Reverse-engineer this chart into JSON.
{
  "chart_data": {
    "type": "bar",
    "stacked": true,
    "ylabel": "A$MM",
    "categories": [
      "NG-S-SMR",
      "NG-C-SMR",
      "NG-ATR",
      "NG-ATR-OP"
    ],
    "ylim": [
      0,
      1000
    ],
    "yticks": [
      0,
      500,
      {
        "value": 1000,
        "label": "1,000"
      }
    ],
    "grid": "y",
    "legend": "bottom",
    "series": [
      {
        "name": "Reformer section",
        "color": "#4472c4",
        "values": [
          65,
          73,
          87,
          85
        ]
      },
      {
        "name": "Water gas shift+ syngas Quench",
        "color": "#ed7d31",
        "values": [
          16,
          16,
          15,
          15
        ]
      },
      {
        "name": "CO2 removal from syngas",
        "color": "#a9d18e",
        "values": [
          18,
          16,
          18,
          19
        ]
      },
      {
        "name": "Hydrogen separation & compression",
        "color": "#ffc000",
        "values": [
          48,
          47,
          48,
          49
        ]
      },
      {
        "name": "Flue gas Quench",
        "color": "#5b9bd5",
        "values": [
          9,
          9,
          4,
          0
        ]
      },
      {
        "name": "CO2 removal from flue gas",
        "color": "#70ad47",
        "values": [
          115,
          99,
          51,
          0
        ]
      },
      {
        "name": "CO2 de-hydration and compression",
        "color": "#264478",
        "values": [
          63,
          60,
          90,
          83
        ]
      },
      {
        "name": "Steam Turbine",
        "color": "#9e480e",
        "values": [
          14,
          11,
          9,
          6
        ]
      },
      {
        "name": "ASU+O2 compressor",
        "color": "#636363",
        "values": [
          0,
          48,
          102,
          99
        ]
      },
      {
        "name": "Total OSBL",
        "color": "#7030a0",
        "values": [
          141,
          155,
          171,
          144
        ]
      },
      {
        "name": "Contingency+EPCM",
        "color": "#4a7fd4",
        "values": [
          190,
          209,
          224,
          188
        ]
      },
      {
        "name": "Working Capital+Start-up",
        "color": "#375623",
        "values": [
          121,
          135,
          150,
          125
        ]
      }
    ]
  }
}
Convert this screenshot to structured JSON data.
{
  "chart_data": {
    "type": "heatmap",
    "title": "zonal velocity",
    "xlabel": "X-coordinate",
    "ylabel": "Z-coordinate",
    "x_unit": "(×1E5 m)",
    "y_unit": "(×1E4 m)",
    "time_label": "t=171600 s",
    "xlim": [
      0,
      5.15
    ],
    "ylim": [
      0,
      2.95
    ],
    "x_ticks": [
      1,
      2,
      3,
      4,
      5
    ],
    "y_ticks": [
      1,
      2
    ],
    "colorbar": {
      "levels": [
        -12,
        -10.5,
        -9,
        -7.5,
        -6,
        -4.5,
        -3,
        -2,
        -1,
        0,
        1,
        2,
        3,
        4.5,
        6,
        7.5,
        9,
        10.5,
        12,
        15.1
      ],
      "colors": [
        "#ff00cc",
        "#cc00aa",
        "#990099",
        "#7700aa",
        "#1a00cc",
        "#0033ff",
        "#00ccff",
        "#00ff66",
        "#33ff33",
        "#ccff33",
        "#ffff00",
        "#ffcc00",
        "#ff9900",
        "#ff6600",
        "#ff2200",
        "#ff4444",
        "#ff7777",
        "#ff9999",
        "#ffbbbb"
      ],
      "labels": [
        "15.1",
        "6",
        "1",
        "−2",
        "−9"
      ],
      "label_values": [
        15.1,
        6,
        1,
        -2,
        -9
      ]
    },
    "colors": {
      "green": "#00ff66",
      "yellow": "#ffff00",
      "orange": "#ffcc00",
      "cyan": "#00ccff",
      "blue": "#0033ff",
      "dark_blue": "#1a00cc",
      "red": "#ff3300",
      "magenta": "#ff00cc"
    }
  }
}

### Written exercise
Return every line containing "coordinate".

### Response
    "xlabel": "X-coordinate",
    "ylabel": "Z-coordinate",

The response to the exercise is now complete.